## WRITTEN EXERCISE:
Copy every line of the entries that includes the word "Kooris".

________

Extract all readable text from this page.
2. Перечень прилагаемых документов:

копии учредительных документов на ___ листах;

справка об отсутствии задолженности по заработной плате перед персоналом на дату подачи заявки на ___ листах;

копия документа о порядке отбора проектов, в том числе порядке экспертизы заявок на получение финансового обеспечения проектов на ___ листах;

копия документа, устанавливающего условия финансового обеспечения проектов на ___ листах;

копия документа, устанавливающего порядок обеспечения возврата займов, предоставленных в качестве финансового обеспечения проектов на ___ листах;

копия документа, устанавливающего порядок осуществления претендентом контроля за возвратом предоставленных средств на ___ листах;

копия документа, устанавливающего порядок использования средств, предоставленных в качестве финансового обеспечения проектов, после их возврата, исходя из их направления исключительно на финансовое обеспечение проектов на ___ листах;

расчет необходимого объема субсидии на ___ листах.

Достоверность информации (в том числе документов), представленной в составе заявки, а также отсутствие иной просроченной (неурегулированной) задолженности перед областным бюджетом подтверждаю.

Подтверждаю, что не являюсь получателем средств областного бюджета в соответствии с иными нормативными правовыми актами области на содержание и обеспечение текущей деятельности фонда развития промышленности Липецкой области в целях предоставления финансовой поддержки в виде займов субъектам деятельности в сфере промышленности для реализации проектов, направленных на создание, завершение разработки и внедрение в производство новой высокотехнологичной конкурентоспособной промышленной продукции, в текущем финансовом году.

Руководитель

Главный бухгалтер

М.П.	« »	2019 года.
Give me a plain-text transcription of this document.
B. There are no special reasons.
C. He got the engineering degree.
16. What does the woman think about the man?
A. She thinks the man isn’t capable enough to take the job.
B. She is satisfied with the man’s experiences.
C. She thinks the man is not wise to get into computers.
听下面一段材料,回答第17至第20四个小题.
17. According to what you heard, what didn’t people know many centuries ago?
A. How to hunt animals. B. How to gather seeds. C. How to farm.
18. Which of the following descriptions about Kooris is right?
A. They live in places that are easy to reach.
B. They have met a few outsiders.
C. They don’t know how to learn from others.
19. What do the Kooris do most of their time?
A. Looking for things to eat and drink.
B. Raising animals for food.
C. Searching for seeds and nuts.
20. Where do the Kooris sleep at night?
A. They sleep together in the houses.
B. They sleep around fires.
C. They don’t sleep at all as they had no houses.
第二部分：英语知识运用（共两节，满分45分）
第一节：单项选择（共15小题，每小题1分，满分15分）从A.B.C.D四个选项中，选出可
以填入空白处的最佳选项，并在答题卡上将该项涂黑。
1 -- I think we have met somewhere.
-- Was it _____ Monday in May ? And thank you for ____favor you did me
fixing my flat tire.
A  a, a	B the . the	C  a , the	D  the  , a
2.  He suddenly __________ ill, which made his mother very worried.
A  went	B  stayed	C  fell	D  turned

________

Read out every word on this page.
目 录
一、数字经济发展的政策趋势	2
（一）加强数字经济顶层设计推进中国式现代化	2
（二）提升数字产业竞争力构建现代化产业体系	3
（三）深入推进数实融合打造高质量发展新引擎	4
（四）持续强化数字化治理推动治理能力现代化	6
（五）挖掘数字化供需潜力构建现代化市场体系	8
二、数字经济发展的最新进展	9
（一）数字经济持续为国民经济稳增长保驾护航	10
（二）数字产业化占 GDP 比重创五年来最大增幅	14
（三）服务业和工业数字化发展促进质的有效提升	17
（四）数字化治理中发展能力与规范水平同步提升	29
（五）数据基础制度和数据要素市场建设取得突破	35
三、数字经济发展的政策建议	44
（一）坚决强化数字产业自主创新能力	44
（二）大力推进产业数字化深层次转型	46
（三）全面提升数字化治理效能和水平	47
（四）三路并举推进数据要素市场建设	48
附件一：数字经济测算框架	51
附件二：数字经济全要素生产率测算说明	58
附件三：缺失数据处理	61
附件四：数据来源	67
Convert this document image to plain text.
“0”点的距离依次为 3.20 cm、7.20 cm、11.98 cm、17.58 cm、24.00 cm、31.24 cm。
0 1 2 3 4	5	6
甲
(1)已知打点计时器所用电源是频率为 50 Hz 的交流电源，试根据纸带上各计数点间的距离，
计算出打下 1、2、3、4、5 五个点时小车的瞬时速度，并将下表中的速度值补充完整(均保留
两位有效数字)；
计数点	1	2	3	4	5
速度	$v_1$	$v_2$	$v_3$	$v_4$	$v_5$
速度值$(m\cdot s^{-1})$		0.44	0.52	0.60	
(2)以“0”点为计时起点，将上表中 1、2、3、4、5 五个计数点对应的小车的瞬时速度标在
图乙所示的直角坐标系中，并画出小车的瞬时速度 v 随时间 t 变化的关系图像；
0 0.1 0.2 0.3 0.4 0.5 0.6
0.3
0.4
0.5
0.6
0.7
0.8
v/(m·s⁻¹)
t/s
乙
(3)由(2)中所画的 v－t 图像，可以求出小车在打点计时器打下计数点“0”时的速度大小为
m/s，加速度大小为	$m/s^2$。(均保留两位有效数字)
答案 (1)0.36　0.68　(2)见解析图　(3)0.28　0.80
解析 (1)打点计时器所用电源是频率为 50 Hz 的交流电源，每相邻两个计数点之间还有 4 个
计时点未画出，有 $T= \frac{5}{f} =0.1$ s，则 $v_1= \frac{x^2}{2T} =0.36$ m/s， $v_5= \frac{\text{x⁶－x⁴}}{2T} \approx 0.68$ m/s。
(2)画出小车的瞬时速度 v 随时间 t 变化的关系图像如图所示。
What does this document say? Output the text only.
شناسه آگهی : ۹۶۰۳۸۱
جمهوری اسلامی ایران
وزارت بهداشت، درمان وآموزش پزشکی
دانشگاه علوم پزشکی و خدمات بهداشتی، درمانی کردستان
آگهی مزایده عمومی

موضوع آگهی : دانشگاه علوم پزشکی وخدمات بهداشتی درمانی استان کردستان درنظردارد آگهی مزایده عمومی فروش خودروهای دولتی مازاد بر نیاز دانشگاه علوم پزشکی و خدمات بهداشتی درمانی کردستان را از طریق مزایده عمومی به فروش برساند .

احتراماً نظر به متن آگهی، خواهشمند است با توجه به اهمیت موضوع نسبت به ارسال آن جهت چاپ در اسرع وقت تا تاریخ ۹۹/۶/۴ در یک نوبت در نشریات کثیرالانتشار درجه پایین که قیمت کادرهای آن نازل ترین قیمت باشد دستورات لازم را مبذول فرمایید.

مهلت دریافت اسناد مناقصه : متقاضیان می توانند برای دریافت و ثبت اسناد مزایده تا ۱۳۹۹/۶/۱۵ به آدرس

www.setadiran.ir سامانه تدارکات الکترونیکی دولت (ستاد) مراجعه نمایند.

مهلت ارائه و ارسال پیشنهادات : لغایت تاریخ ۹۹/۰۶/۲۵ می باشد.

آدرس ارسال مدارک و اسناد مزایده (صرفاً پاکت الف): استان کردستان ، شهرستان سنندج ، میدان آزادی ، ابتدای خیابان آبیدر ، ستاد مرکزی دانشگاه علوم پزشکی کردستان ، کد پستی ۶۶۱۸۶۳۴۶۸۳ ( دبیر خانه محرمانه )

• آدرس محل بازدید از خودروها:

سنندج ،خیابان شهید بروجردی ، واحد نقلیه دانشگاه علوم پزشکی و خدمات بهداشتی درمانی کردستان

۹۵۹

________

## TASK OUTPUT:
18. Which of the following descriptions about Kooris is right?
19. What do the Kooris do most of their time?
20. Where do the Kooris sleep at night?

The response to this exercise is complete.